-- start EXCERPTED DATA --

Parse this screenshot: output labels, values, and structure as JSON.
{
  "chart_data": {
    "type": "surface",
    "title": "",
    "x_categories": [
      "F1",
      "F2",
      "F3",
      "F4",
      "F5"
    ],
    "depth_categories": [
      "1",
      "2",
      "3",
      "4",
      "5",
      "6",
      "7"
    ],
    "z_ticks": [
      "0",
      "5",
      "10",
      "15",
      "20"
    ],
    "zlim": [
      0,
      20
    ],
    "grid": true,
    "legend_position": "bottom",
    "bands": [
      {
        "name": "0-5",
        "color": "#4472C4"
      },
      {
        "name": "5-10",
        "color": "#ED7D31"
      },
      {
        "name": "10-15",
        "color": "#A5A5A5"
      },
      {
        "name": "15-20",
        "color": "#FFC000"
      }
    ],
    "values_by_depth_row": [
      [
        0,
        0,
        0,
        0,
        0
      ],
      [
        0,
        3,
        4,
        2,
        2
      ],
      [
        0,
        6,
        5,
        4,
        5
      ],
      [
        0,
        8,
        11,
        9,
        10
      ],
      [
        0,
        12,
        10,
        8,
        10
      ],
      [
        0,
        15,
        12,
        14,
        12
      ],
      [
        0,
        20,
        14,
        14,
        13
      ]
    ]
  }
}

-- end EXCERPTED DATA --

From the records above, extract every entry verbatim.

Parse this screenshot: output labels, values, and structure as JSON.
{
  "chart_data": {
    "type": "surface",
    "title": "",
    "x_categories": [
      "F1",
      "F2",
      "F3",
      "F4",
      "F5"
    ],
    "depth_categories": [
      "1",
      "2",
      "3",
      "4",
      "5",
      "6",
      "7"
    ],
    "z_ticks": [
      "0",
      "5",
      "10",
      "15",
      "20"
    ],
    "zlim": [
      0,
      20
    ],
    "grid": true,
    "legend_position": "bottom",
    "bands": [
      {
        "name": "0-5",
        "color": "#4472C4"
      },
      {
        "name": "5-10",
        "color": "#ED7D31"
      },
      {
        "name": "10-15",
        "color": "#A5A5A5"
      },
      {
        "name": "15-20",
        "color": "#FFC000"
      }
    ],
    "values_by_depth_row": [
      [
        0,
        0,
        0,
        0,
        0
      ],
      [
        0,
        3,
        4,
        2,
        2
      ],
      [
        0,
        6,
        5,
        4,
        5
      ],
      [
        0,
        8,
        11,
        9,
        10
      ],
      [
        0,
        12,
        10,
        8,
        10
      ],
      [
        0,
        15,
        12,
        14,
        12
      ],
      [
        0,
        20,
        14,
        14,
        13
      ]
    ]
  }
}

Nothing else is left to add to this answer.